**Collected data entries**
.....
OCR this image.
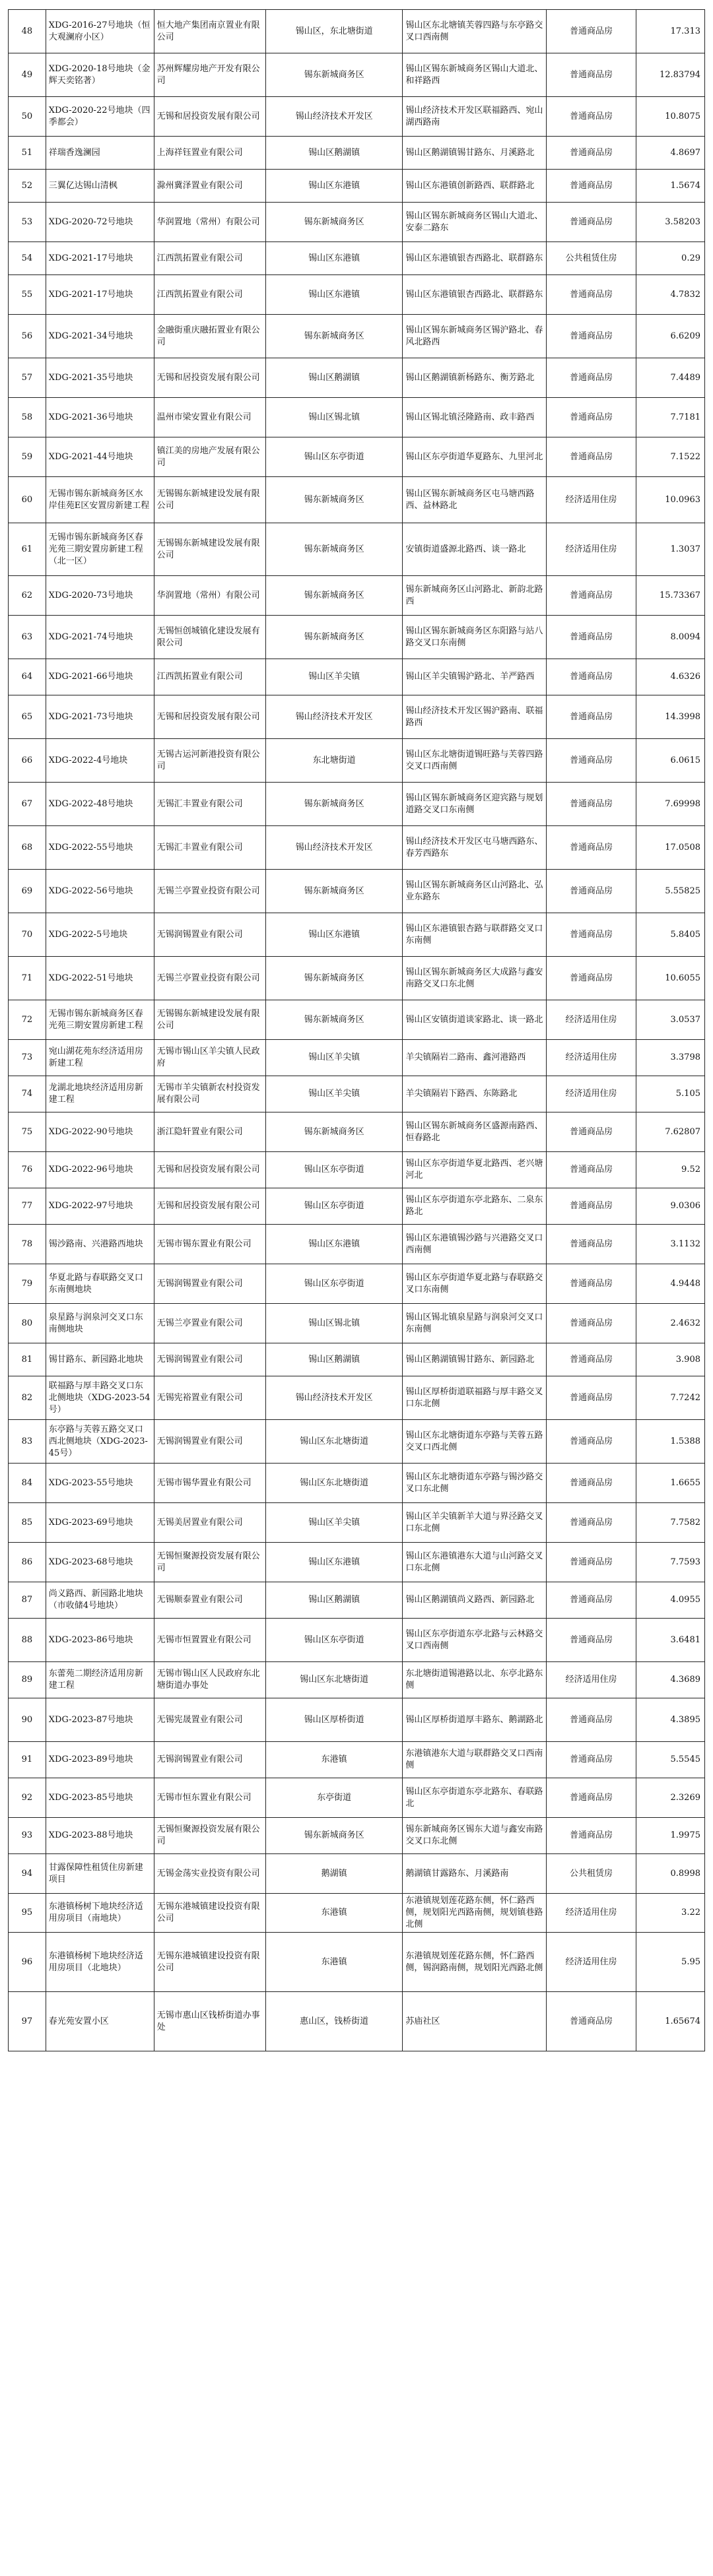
48	XDG-2016-27号地块（恒大观澜府小区）	恒大地产集团南京置业有限公司	锡山区，东北塘街道	锡山区东北塘镇芙蓉四路与东亭路交叉口西南侧	普通商品房	17.313
49	XDG-2020-18号地块（金辉天奕铭著）	苏州辉耀房地产开发有限公司	锡东新城商务区	锡山区锡东新城商务区锡山大道北、和祥路西	普通商品房	12.83794
50	XDG-2020-22号地块（四季都会）	无锡和居投资发展有限公司	锡山经济技术开发区	锡山经济技术开发区联福路西、宛山湖西路南	普通商品房	10.8075
51	祥瑞香逸澜园	上海祥钰置业有限公司	锡山区鹅湖镇	锡山区鹅湖镇锡甘路东、月溪路北	普通商品房	4.8697
52	三翼亿达锡山清枫	滁州冀泽置业有限公司	锡山区东港镇	锡山区东港镇创新路西、联群路北	普通商品房	1.5674
53	XDG-2020-72号地块	华润置地（常州）有限公司	锡东新城商务区	锡山区锡东新城商务区锡山大道北、安泰二路东	普通商品房	3.58203
54	XDG-2021-17号地块	江西凯拓置业有限公司	锡山区东港镇	锡山区东港镇银杏西路北、联群路东	公共租赁住房	0.29
55	XDG-2021-17号地块	江西凯拓置业有限公司	锡山区东港镇	锡山区东港镇银杏西路北、联群路东	普通商品房	4.7832
56	XDG-2021-34号地块	金融街重庆融拓置业有限公司	锡东新城商务区	锡山区锡东新城商务区锡沪路北、春风北路西	普通商品房	6.6209
57	XDG-2021-35号地块	无锡和居投资发展有限公司	锡山区鹅湖镇	锡山区鹅湖镇新杨路东、衡芳路北	普通商品房	7.4489
58	XDG-2021-36号地块	温州市梁安置业有限公司	锡山区锡北镇	锡山区锡北镇泾隆路南、政丰路西	普通商品房	7.7181
59	XDG-2021-44号地块	镇江美的房地产发展有限公司	锡山区东亭街道	锡山区东亭街道华夏路东、九里河北	普通商品房	7.1522
60	无锡市锡东新城商务区水岸佳苑E区安置房新建工程	无锡锡东新城建设发展有限公司	锡东新城商务区	锡山区锡东新城商务区屯马塘西路西、益林路北	经济适用住房	10.0963
61	无锡市锡东新城商务区春光苑三期安置房新建工程（北一区）	无锡锡东新城建设发展有限公司	锡东新城商务区	安镇街道盛源北路西、谈一路北	经济适用住房	1.3037
62	XDG-2020-73号地块	华润置地（常州）有限公司	锡东新城商务区	锡东新城商务区山河路北、新韵北路西	普通商品房	15.73367
63	XDG-2021-74号地块	无锡恒创城镇化建设发展有限公司	锡东新城商务区	锡山区锡东新城商务区东阳路与站八路交叉口东南侧	普通商品房	8.0094
64	XDG-2021-66号地块	江西凯拓置业有限公司	锡山区羊尖镇	锡山区羊尖镇锡沪路北、羊严路西	普通商品房	4.6326
65	XDG-2021-73号地块	无锡和居投资发展有限公司	锡山经济技术开发区	锡山经济技术开发区锡沪路南、联福路西	普通商品房	14.3998
66	XDG-2022-4号地块	无锡古运河新港投资有限公司	东北塘街道	锡山区东北塘街道锡旺路与芙蓉四路交叉口西南侧	普通商品房	6.0615
67	XDG-2022-48号地块	无锡汇丰置业有限公司	锡东新城商务区	锡山区锡东新城商务区迎宾路与规划道路交叉口东南侧	普通商品房	7.69998
68	XDG-2022-55号地块	无锡汇丰置业有限公司	锡山经济技术开发区	锡山经济技术开发区屯马塘西路东、春芳西路东	普通商品房	17.0508
69	XDG-2022-56号地块	无锡兰亭置业投资有限公司	锡东新城商务区	锡山区锡东新城商务区山河路北、弘业东路东	普通商品房	5.55825
70	XDG-2022-5号地块	无锡润锡置业有限公司	锡山区东港镇	锡山区东港镇银杏路与联群路交叉口东南侧	普通商品房	5.8405
71	XDG-2022-51号地块	无锡兰亭置业投资有限公司	锡东新城商务区	锡山区锡东新城商务区大成路与鑫安南路交叉口东北侧	普通商品房	10.6055
72	无锡市锡东新城商务区春光苑三期安置房新建工程	无锡锡东新城建设发展有限公司	锡东新城商务区	锡山区安镇街道谈家路北、谈一路北	经济适用住房	3.0537
73	宛山湖花苑东经济适用房新建工程	无锡市锡山区羊尖镇人民政府	锡山区羊尖镇	羊尖镇隔岩二路南、鑫河港路西	经济适用住房	3.3798
74	龙湖北地块经济适用房新建工程	无锡市羊尖镇新农村投资发展有限公司	锡山区羊尖镇	羊尖镇隔岩下路西、东陈路北	经济适用住房	5.105
75	XDG-2022-90号地块	浙江隐轩置业有限公司	锡东新城商务区	锡山区锡东新城商务区盛源南路西、恒春路北	普通商品房	7.62807
76	XDG-2022-96号地块	无锡和居投资发展有限公司	锡山区东亭街道	锡山区东亭街道华夏北路西、老兴塘河北	普通商品房	9.52
77	XDG-2022-97号地块	无锡和居投资发展有限公司	锡山区东亭街道	锡山区东亭街道东亭北路东、二泉东路北	普通商品房	9.0306
78	锡沙路南、兴港路西地块	无锡市锡东置业有限公司	锡山区东港镇	锡山区东港镇锡沙路与兴港路交叉口西南侧	普通商品房	3.1132
79	华夏北路与春联路交叉口东南侧地块	无锡润锡置业有限公司	锡山区东亭街道	锡山区东亭街道华夏北路与春联路交叉口东南侧	普通商品房	4.9448
80	泉星路与润泉河交叉口东南侧地块	无锡兰亭置业有限公司	锡山区锡北镇	锡山区锡北镇泉星路与润泉河交叉口东南侧	普通商品房	2.4632
81	锡甘路东、新园路北地块	无锡润锡置业有限公司	锡山区鹅湖镇	锡山区鹅湖镇锡甘路东、新园路北	普通商品房	3.908
82	联福路与厚丰路交叉口东北侧地块（XDG-2023-54号）	无锡宪裕置业有限公司	锡山经济技术开发区	锡山区厚桥街道联福路与厚丰路交叉口东北侧	普通商品房	7.7242
83	东亭路与芙蓉五路交叉口西北侧地块（XDG-2023-45号）	无锡润锡置业有限公司	锡山区东北塘街道	锡山区东北塘街道东亭路与芙蓉五路交叉口西北侧	普通商品房	1.5388
84	XDG-2023-55号地块	无锡市锡华置业有限公司	锡山区东北塘街道	锡山区东北塘街道东亭路与锡沙路交叉口东北侧	普通商品房	1.6655
85	XDG-2023-69号地块	无锡美居置业有限公司	锡山区羊尖镇	锡山区羊尖镇新羊大道与界泾路交叉口东北侧	普通商品房	7.7582
86	XDG-2023-68号地块	无锡恒聚源投资发展有限公司	锡山区东港镇	锡山区东港镇港东大道与山河路交叉口东北侧	普通商品房	7.7593
87	尚义路西、新园路北地块（市收储4号地块）	无锡顺泰置业有限公司	锡山区鹅湖镇	锡山区鹅湖镇尚义路西、新园路北	普通商品房	4.0955
88	XDG-2023-86号地块	无锡市恒置置业有限公司	锡山区东亭街道	锡山区东亭街道东亭北路与云林路交叉口西南侧	普通商品房	3.6481
89	东蕾苑二期经济适用房新建工程	无锡市锡山区人民政府东北塘街道办事处	锡山区东北塘街道	东北塘街道锡港路以北、东亭北路东侧	经济适用住房	4.3689
90	XDG-2023-87号地块	无锡宪晟置业有限公司	锡山区厚桥街道	锡山区厚桥街道厚丰路东、鹅湖路北	普通商品房	4.3895
91	XDG-2023-89号地块	无锡润锡置业有限公司	东港镇	东港镇港东大道与联群路交叉口西南侧	普通商品房	5.5545
92	XDG-2023-85号地块	无锡市恒东置业有限公司	东亭街道	锡山区东亭街道东亭北路东、春联路北	普通商品房	2.3269
93	XDG-2023-88号地块	无锡恒聚源投资发展有限公司	锡东新城商务区	锡东新城商务区锡东大道与鑫安南路交叉口东北侧	普通商品房	1.9975
94	甘露保障性租赁住房新建项目	无锡金荡实业投资有限公司	鹅湖镇	鹅湖镇甘露路东、月溪路南	公共租赁房	0.8998
95	东港镇杨树下地块经济适用房项目（南地块）	无锡东港城镇建设投资有限公司	东港镇	东港镇规划莲花路东侧，怀仁路西侧，规划阳光西路南侧，规划镇巷路北侧	经济适用住房	3.22
96	东港镇杨树下地块经济适用房项目（北地块）	无锡东港城镇建设投资有限公司	东港镇	东港镇规划莲花路东侧，怀仁路西侧，锡润路南侧，规划阳光西路北侧	经济适用住房	5.95
97	春光苑安置小区	无锡市惠山区钱桥街道办事处	惠山区，钱桥街道	苏庙社区	普通商品房	1.65674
.....
**Required work**
Going through the records above, state how many lines carry "无锡兰亭置业投资有限公司", with no other text.

**Output**
2